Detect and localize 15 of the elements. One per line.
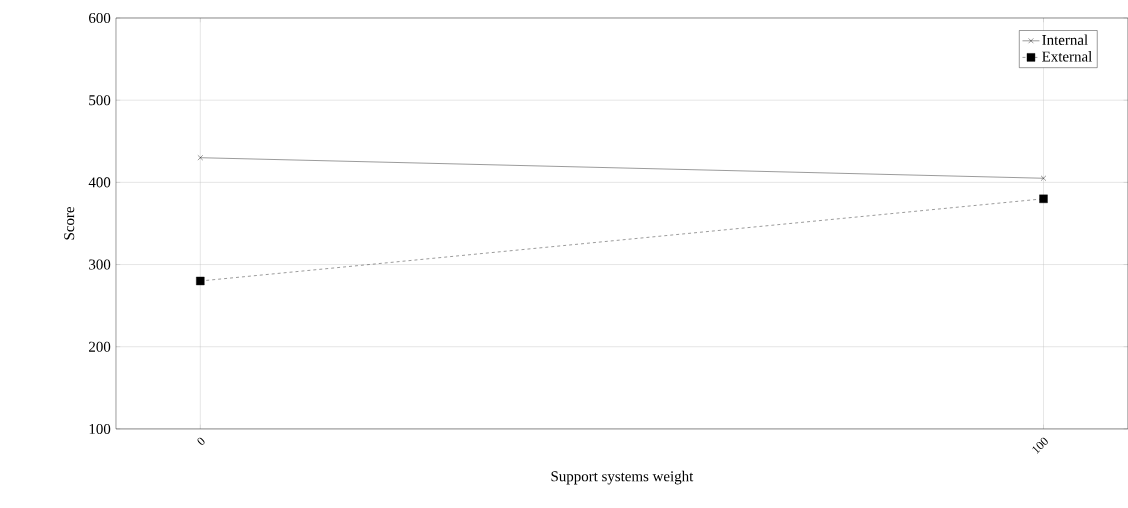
legend-label: External xyxy=(1042,51,1092,62)
point xyxy=(196,276,205,286)
point xyxy=(1039,194,1048,204)
y-tick-label: 200 xyxy=(89,341,111,352)
y-tick-label: 500 xyxy=(89,95,111,106)
point xyxy=(1040,175,1047,181)
legend-label: Internal xyxy=(1042,34,1088,46)
y-tick-label: 100 xyxy=(89,423,111,434)
x-axis-title: Support systems weight xyxy=(551,470,694,485)
y-tick-label: 300 xyxy=(89,259,111,270)
y-tick-label: 600 xyxy=(89,12,111,24)
point xyxy=(197,155,203,161)
y-axis-title: Score xyxy=(64,207,75,240)
x-tick-label: 0 xyxy=(197,437,205,445)
y-tick-label: 400 xyxy=(88,177,111,188)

────

WORK TO DO
Copy out all of the lines above verbatim, omitting the picture.

WORKED ANSWER
Detect and localize 15 of the elements. One per line.
legend-label: External xyxy=(1042,51,1092,62)
point xyxy=(196,276,205,286)
point xyxy=(1039,194,1048,204)
y-tick-label: 200 xyxy=(89,341,111,352)
y-tick-label: 500 xyxy=(89,95,111,106)
point xyxy=(1040,175,1047,181)
legend-label: Internal xyxy=(1042,34,1088,46)
y-tick-label: 100 xyxy=(89,423,111,434)
x-axis-title: Support systems weight xyxy=(551,470,694,485)
y-tick-label: 300 xyxy=(89,259,111,270)
y-tick-label: 600 xyxy=(89,12,111,24)
point xyxy=(197,155,203,161)
y-axis-title: Score xyxy=(64,207,75,240)
x-tick-label: 0 xyxy=(197,437,205,445)
y-tick-label: 400 xyxy=(88,177,111,188)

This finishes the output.